Aim:
Find the number of lines in these records where the word "Unsaved" appears. Reply with that number and nothing more.

Data lines:

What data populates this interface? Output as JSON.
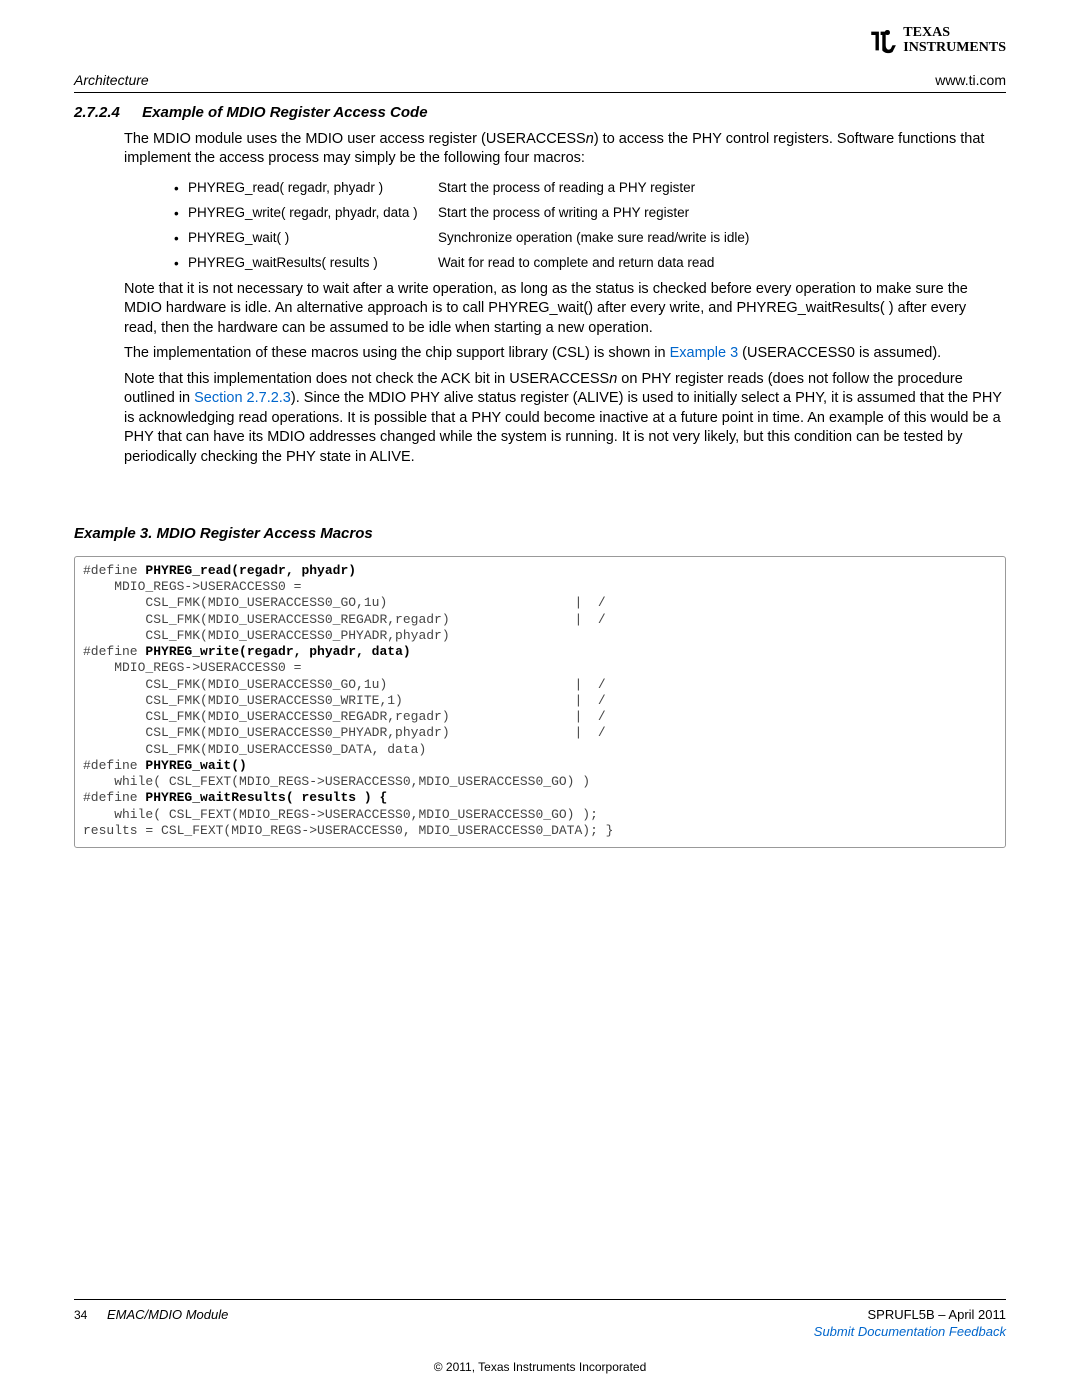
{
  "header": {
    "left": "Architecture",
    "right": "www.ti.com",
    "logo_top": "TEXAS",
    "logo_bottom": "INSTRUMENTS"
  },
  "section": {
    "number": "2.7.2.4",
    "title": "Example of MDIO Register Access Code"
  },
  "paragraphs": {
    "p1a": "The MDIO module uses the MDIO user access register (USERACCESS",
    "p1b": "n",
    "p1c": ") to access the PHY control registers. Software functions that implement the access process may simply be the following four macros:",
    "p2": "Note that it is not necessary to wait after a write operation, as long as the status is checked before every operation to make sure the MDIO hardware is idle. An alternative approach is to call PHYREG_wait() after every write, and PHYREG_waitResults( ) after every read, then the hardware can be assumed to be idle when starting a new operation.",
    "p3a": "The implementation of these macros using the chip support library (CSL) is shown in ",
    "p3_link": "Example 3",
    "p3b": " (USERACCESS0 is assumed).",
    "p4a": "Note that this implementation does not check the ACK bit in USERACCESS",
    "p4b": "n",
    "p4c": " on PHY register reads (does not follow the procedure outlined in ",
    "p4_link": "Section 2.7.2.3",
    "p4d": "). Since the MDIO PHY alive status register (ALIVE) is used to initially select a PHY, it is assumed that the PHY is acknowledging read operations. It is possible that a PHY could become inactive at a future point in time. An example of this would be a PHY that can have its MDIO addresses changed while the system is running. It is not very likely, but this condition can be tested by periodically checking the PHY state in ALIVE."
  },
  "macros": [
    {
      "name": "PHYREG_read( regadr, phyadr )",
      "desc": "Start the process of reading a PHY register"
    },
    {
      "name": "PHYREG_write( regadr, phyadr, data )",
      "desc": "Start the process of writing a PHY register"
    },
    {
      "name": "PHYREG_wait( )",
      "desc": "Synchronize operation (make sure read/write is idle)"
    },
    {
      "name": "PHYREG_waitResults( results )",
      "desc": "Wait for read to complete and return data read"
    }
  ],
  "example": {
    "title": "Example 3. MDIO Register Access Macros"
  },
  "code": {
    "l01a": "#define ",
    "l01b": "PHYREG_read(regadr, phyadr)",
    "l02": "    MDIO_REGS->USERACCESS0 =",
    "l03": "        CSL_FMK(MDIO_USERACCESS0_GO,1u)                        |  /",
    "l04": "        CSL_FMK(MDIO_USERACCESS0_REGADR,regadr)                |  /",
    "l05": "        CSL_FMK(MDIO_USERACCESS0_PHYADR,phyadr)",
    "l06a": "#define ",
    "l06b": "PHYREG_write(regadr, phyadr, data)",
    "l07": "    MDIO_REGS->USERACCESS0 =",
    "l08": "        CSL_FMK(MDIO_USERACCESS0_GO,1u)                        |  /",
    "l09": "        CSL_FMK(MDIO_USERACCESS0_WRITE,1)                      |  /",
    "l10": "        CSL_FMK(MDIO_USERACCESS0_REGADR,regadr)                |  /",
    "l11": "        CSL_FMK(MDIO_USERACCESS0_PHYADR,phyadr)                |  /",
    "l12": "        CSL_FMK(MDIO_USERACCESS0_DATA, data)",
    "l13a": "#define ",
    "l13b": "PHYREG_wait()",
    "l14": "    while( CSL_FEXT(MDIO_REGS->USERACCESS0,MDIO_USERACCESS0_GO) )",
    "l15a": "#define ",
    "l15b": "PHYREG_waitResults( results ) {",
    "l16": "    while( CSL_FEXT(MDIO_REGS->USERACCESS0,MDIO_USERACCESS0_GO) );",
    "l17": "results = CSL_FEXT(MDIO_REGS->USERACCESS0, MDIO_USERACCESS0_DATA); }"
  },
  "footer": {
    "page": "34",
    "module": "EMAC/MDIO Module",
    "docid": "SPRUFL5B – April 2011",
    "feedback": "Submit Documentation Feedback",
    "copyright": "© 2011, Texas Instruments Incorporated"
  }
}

---

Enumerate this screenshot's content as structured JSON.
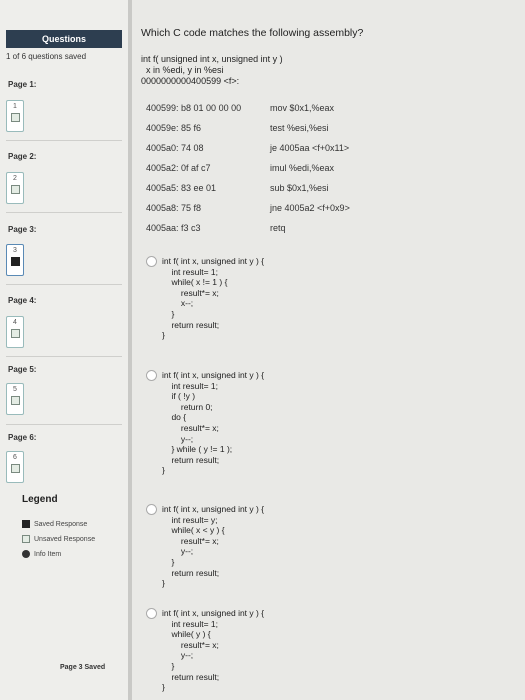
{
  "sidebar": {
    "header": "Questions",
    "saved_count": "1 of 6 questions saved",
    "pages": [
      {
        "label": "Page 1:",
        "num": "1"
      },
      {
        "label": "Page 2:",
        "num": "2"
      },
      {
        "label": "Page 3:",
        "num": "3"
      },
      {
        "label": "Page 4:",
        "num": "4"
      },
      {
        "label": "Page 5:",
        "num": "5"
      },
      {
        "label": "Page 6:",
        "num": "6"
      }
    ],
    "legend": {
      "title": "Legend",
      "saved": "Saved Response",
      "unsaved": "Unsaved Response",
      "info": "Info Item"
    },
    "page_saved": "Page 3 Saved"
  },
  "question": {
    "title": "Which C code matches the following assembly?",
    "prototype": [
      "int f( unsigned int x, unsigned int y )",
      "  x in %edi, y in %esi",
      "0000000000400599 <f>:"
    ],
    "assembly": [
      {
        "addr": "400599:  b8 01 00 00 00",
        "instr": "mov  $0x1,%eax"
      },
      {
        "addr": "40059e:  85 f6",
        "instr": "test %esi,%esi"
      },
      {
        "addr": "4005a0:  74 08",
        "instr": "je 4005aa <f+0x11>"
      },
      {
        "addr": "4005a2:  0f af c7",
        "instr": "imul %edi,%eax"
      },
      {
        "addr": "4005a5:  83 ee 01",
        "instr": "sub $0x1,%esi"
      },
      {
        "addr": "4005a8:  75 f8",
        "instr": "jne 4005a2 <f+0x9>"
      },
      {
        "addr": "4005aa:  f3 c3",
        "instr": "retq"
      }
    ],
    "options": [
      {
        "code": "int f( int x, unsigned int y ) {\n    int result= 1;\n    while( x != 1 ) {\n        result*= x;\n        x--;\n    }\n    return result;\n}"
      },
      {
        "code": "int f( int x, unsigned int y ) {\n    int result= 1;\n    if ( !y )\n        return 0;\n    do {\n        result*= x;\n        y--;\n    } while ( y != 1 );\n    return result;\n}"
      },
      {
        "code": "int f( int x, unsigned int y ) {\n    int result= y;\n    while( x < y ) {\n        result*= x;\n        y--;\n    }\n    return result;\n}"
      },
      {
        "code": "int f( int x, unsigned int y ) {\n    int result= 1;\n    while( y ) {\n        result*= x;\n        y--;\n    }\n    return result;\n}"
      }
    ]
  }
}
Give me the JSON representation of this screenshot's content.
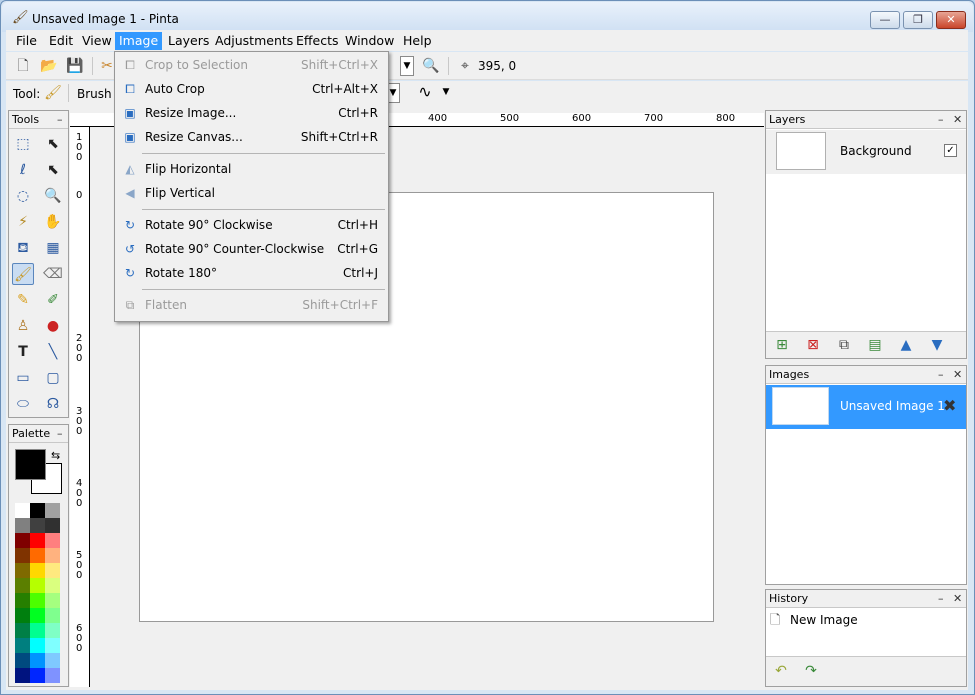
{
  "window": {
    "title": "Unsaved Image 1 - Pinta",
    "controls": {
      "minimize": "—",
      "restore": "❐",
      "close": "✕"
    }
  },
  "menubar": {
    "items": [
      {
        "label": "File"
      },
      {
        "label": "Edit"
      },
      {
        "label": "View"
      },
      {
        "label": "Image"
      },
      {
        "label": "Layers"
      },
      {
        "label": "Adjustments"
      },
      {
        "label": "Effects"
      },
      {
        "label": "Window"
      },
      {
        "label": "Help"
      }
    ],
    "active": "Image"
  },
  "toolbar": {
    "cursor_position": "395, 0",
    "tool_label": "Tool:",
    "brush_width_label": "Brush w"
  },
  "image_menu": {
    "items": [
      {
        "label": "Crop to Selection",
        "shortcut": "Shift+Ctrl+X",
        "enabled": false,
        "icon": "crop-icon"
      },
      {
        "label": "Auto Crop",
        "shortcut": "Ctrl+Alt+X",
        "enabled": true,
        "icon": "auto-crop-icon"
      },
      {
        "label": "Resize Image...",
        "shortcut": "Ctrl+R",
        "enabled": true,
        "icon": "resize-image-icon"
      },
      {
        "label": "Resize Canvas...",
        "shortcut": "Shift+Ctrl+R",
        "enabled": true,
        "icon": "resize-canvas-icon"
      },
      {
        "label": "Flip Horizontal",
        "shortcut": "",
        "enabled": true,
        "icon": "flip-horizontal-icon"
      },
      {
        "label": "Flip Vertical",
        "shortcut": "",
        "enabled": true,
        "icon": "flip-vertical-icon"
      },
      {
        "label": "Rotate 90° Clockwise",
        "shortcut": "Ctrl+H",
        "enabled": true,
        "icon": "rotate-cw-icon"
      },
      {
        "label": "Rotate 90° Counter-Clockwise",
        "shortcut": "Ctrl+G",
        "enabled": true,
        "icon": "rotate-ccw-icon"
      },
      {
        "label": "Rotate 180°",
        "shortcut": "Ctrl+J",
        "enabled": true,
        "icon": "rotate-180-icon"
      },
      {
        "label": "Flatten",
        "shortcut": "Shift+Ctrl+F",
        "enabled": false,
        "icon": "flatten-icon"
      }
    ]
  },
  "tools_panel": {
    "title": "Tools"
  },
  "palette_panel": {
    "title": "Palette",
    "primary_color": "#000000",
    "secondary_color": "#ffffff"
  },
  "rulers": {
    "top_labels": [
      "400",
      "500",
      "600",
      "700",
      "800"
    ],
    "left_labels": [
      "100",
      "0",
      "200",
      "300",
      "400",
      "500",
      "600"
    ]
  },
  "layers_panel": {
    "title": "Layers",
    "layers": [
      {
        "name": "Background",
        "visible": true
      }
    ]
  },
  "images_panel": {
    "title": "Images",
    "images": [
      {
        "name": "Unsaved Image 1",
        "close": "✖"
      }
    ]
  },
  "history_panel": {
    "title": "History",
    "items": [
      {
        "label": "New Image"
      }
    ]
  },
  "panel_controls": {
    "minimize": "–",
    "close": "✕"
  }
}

...

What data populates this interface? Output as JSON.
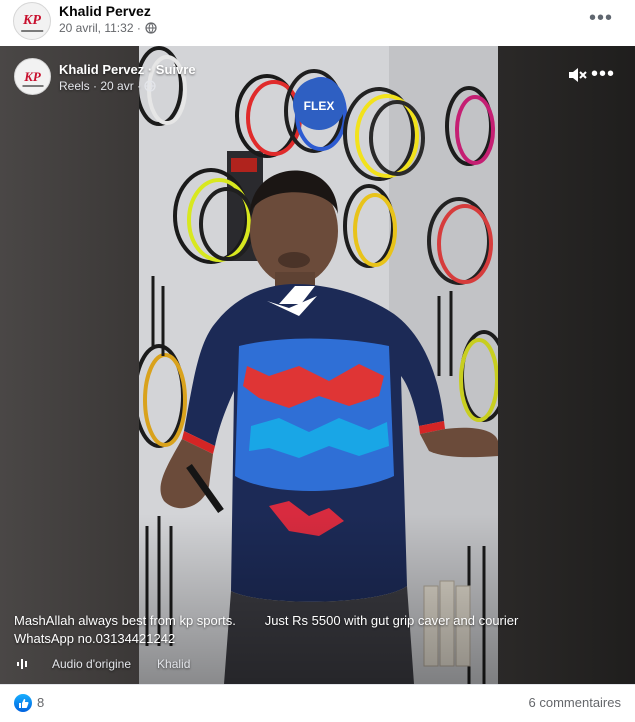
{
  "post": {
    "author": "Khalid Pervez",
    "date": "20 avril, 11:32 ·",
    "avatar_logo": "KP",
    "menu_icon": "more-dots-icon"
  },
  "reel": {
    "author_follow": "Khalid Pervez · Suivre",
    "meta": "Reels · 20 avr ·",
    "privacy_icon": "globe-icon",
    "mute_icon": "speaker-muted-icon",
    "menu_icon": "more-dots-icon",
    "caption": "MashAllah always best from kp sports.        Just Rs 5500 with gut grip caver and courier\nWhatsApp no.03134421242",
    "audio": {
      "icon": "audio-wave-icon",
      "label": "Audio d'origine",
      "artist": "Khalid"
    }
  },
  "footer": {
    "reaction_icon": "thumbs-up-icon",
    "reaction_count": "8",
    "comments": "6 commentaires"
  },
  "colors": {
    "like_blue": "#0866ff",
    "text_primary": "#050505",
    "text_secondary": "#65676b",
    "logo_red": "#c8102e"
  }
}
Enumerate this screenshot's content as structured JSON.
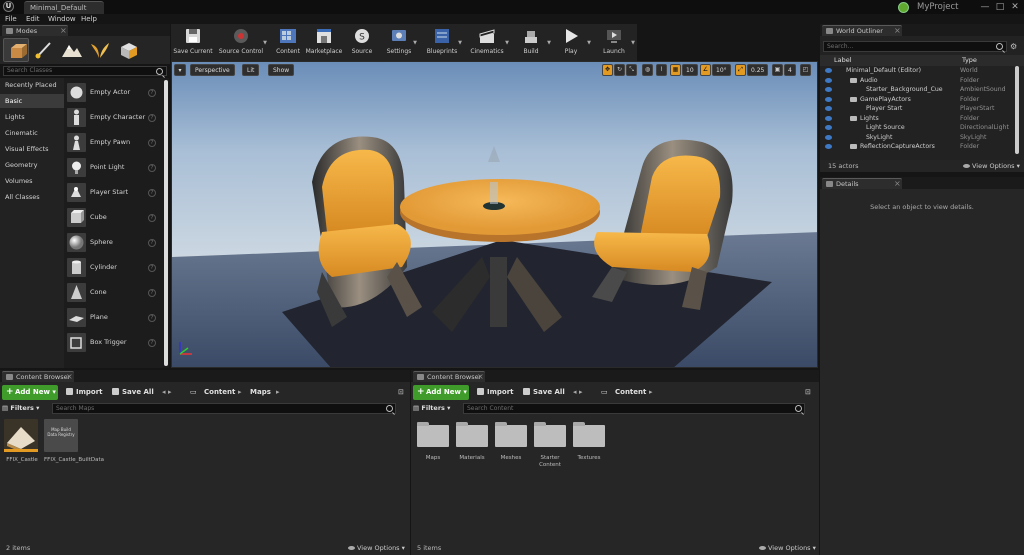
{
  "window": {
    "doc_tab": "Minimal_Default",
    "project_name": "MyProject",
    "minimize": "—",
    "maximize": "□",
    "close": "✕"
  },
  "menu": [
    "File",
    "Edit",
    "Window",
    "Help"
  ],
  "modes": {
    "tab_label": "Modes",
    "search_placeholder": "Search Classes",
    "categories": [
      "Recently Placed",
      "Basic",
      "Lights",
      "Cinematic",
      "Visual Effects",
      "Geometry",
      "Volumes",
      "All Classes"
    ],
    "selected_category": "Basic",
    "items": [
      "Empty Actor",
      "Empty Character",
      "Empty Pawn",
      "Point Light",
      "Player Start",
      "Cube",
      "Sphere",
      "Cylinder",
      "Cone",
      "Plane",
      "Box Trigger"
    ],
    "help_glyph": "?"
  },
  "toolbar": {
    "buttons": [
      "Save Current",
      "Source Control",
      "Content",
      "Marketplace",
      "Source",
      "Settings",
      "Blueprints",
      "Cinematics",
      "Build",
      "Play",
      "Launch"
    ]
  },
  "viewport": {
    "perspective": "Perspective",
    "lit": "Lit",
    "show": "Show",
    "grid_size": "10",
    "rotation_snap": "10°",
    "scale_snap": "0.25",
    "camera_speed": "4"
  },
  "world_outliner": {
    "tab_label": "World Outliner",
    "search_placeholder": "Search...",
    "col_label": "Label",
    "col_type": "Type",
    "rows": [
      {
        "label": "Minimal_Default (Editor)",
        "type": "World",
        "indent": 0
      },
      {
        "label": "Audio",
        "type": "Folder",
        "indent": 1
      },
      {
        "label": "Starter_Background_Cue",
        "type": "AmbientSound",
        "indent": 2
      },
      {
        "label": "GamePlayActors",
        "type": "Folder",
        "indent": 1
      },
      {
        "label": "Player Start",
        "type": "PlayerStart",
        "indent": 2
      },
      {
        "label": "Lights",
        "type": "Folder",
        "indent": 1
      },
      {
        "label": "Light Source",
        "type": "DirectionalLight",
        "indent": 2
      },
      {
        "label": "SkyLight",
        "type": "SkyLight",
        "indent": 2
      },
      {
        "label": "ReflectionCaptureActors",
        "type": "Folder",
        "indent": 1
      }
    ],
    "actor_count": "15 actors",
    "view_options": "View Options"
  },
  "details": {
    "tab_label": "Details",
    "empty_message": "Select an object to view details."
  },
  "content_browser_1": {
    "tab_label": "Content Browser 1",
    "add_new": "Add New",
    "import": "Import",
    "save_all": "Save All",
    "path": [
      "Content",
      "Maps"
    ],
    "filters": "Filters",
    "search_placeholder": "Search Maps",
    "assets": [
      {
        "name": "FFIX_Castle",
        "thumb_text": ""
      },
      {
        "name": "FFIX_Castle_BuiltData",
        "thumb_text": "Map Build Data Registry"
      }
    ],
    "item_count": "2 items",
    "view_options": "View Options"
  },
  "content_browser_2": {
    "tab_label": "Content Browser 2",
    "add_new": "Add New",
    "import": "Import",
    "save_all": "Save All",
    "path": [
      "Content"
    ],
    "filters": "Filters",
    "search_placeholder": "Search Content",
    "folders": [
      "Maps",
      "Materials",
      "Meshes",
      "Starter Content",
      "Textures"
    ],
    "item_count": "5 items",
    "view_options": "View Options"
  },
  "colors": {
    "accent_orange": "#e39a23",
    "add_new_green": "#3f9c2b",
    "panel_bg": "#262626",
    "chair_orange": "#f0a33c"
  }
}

Task answer:
3